=== OBJECTIVE ===
Pictures do not belong in the copy. Return all of the entries exactly.
• • •
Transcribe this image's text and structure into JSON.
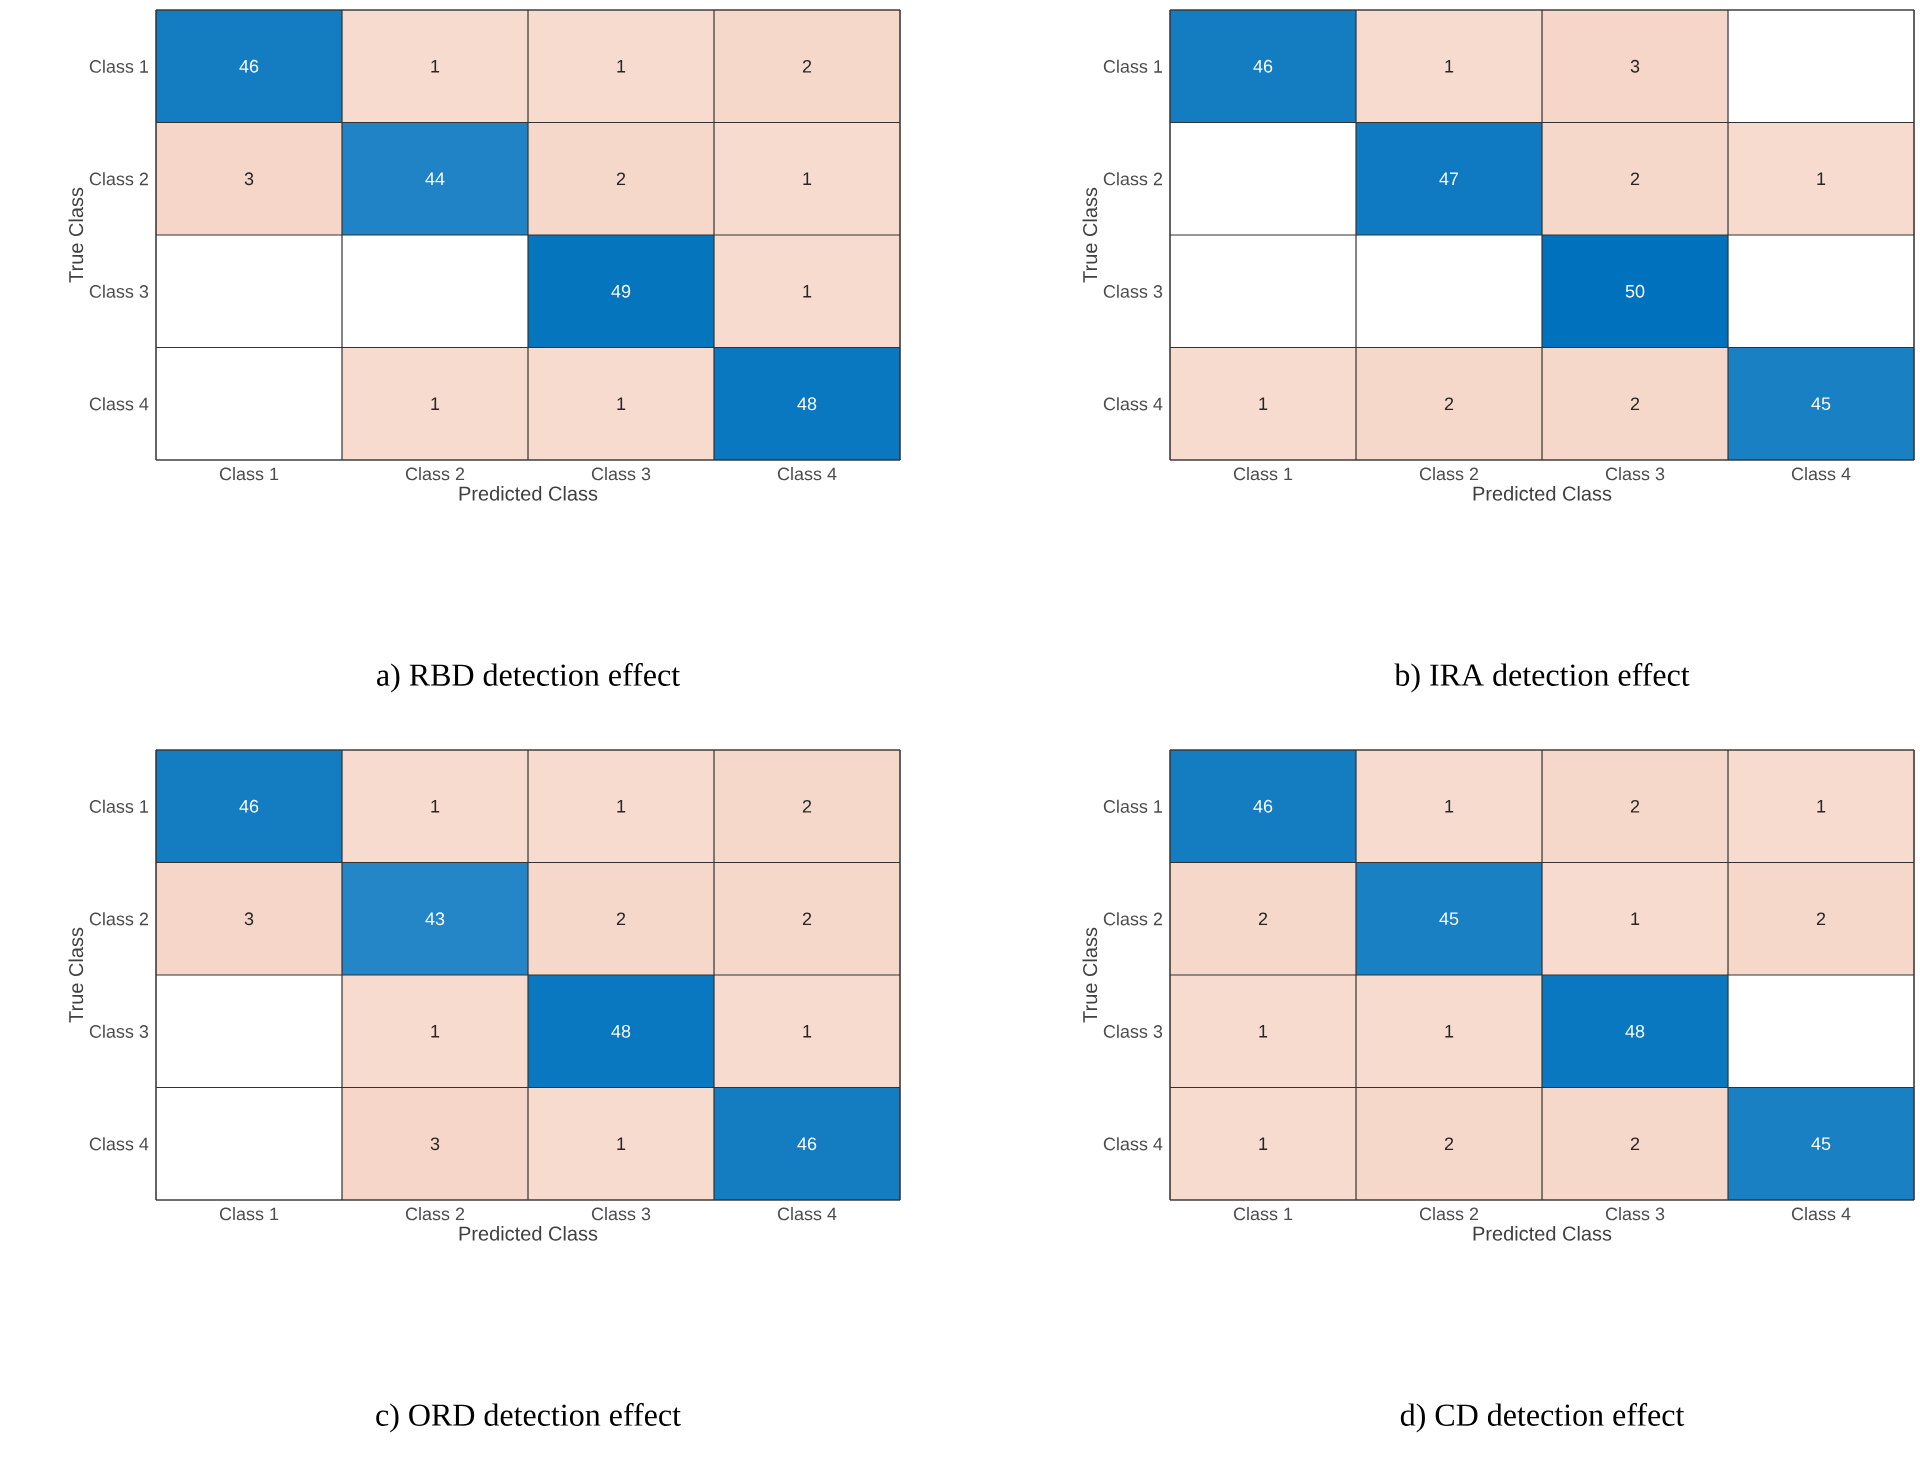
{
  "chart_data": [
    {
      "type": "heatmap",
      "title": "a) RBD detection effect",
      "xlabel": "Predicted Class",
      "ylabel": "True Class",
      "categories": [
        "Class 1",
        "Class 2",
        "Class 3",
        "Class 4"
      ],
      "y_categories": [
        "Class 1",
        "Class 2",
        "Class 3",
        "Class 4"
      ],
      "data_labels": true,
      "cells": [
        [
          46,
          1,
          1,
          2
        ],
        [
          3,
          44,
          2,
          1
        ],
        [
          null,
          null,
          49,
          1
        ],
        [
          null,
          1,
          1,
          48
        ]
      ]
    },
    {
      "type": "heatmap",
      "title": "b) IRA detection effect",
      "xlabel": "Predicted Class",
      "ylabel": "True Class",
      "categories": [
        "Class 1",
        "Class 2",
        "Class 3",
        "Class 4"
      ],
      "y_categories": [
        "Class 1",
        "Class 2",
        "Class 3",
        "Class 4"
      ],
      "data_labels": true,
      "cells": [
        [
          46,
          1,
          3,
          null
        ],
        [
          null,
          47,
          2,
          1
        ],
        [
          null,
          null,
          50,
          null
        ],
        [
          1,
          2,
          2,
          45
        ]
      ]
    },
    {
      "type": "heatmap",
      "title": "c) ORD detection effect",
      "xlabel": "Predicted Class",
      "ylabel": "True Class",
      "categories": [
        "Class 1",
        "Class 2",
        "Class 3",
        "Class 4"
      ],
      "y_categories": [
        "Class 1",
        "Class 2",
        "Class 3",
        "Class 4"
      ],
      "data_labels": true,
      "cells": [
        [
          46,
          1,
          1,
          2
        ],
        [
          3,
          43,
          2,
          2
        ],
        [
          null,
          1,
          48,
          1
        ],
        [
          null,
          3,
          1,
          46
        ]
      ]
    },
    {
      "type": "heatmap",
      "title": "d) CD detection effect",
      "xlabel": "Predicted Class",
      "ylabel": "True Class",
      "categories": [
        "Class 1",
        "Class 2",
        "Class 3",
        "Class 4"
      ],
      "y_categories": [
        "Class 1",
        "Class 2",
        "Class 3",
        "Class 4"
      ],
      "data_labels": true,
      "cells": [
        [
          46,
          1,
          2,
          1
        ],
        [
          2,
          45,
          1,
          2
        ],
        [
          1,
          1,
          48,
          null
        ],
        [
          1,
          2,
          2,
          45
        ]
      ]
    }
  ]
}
• • •
=== WRITTEN ANSWER ===
Transcribe this image's text and structure into JSON.
{
  "chart_data": [
    {
      "type": "heatmap",
      "title": "a) RBD detection effect",
      "xlabel": "Predicted Class",
      "ylabel": "True Class",
      "categories": [
        "Class 1",
        "Class 2",
        "Class 3",
        "Class 4"
      ],
      "y_categories": [
        "Class 1",
        "Class 2",
        "Class 3",
        "Class 4"
      ],
      "data_labels": true,
      "cells": [
        [
          46,
          1,
          1,
          2
        ],
        [
          3,
          44,
          2,
          1
        ],
        [
          null,
          null,
          49,
          1
        ],
        [
          null,
          1,
          1,
          48
        ]
      ]
    },
    {
      "type": "heatmap",
      "title": "b) IRA detection effect",
      "xlabel": "Predicted Class",
      "ylabel": "True Class",
      "categories": [
        "Class 1",
        "Class 2",
        "Class 3",
        "Class 4"
      ],
      "y_categories": [
        "Class 1",
        "Class 2",
        "Class 3",
        "Class 4"
      ],
      "data_labels": true,
      "cells": [
        [
          46,
          1,
          3,
          null
        ],
        [
          null,
          47,
          2,
          1
        ],
        [
          null,
          null,
          50,
          null
        ],
        [
          1,
          2,
          2,
          45
        ]
      ]
    },
    {
      "type": "heatmap",
      "title": "c) ORD detection effect",
      "xlabel": "Predicted Class",
      "ylabel": "True Class",
      "categories": [
        "Class 1",
        "Class 2",
        "Class 3",
        "Class 4"
      ],
      "y_categories": [
        "Class 1",
        "Class 2",
        "Class 3",
        "Class 4"
      ],
      "data_labels": true,
      "cells": [
        [
          46,
          1,
          1,
          2
        ],
        [
          3,
          43,
          2,
          2
        ],
        [
          null,
          1,
          48,
          1
        ],
        [
          null,
          3,
          1,
          46
        ]
      ]
    },
    {
      "type": "heatmap",
      "title": "d) CD detection effect",
      "xlabel": "Predicted Class",
      "ylabel": "True Class",
      "categories": [
        "Class 1",
        "Class 2",
        "Class 3",
        "Class 4"
      ],
      "y_categories": [
        "Class 1",
        "Class 2",
        "Class 3",
        "Class 4"
      ],
      "data_labels": true,
      "cells": [
        [
          46,
          1,
          2,
          1
        ],
        [
          2,
          45,
          1,
          2
        ],
        [
          1,
          1,
          48,
          null
        ],
        [
          1,
          2,
          2,
          45
        ]
      ]
    }
  ]
}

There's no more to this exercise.